Task requirements: Each line should be copied exactly.

Stored entries:
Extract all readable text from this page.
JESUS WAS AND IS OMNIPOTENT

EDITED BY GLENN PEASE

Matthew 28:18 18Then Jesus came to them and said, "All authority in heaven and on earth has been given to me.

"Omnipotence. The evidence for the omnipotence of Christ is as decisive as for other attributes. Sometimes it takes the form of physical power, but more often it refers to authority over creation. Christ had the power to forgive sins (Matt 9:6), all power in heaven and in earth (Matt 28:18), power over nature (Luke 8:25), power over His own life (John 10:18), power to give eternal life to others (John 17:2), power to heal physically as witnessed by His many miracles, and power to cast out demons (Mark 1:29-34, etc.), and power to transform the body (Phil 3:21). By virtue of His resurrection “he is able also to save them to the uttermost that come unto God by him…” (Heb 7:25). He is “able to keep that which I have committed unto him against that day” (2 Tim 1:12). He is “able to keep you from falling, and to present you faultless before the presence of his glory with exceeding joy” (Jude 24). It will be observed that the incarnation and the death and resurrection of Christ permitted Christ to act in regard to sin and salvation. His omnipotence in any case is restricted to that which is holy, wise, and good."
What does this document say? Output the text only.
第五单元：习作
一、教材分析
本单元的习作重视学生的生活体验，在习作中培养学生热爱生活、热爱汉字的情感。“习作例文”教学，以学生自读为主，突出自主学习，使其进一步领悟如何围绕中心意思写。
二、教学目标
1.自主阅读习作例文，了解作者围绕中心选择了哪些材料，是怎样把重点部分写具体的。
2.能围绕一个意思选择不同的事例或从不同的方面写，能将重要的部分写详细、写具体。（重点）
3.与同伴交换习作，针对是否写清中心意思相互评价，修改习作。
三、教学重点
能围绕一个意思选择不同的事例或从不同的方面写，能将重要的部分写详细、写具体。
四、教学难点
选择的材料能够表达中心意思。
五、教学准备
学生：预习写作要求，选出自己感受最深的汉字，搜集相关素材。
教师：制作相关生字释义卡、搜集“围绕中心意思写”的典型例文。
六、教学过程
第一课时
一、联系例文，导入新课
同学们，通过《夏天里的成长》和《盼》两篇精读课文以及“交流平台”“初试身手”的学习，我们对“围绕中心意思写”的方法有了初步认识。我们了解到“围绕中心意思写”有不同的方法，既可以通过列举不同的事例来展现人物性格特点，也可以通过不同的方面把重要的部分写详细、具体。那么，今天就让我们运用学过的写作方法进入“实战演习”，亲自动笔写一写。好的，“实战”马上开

Written response:
Extract all readable text from this page.
JESUS WAS AND IS OMNIPOTENT

EDITED BY GLENN PEASE

Matthew 28:18 18Then Jesus came to them and said, "All authority in heaven and on earth has been given to me.

"Omnipotence. The evidence for the omnipotence of Christ is as decisive as for other attributes. Sometimes it takes the form of physical power, but more often it refers to authority over creation. Christ had the power to forgive sins (Matt 9:6), all power in heaven and in earth (Matt 28:18), power over nature (Luke 8:25), power over His own life (John 10:18), power to give eternal life to others (John 17:2), power to heal physically as witnessed by His many miracles, and power to cast out demons (Mark 1:29-34, etc.), and power to transform the body (Phil 3:21). By virtue of His resurrection “he is able also to save them to the uttermost that come unto God by him…” (Heb 7:25). He is “able to keep that which I have committed unto him against that day” (2 Tim 1:12). He is “able to keep you from falling, and to present you faultless before the presence of his glory with exceeding joy” (Jude 24). It will be observed that the incarnation and the death and resurrection of Christ permitted Christ to act in regard to sin and salvation. His omnipotence in any case is restricted to that which is holy, wise, and good."
What does this document say? Output the text only.
第五单元：习作
一、教材分析
本单元的习作重视学生的生活体验，在习作中培养学生热爱生活、热爱汉字的情感。“习作例文”教学，以学生自读为主，突出自主学习，使其进一步领悟如何围绕中心意思写。
二、教学目标
1.自主阅读习作例文，了解作者围绕中心选择了哪些材料，是怎样把重点部分写具体的。
2.能围绕一个意思选择不同的事例或从不同的方面写，能将重要的部分写详细、写具体。（重点）
3.与同伴交换习作，针对是否写清中心意思相互评价，修改习作。
三、教学重点
能围绕一个意思选择不同的事例或从不同的方面写，能将重要的部分写详细、写具体。
四、教学难点
选择的材料能够表达中心意思。
五、教学准备
学生：预习写作要求，选出自己感受最深的汉字，搜集相关素材。
教师：制作相关生字释义卡、搜集“围绕中心意思写”的典型例文。
六、教学过程
第一课时
一、联系例文，导入新课
同学们，通过《夏天里的成长》和《盼》两篇精读课文以及“交流平台”“初试身手”的学习，我们对“围绕中心意思写”的方法有了初步认识。我们了解到“围绕中心意思写”有不同的方法，既可以通过列举不同的事例来展现人物性格特点，也可以通过不同的方面把重要的部分写详细、具体。那么，今天就让我们运用学过的写作方法进入“实战演习”，亲自动笔写一写。好的，“实战”马上开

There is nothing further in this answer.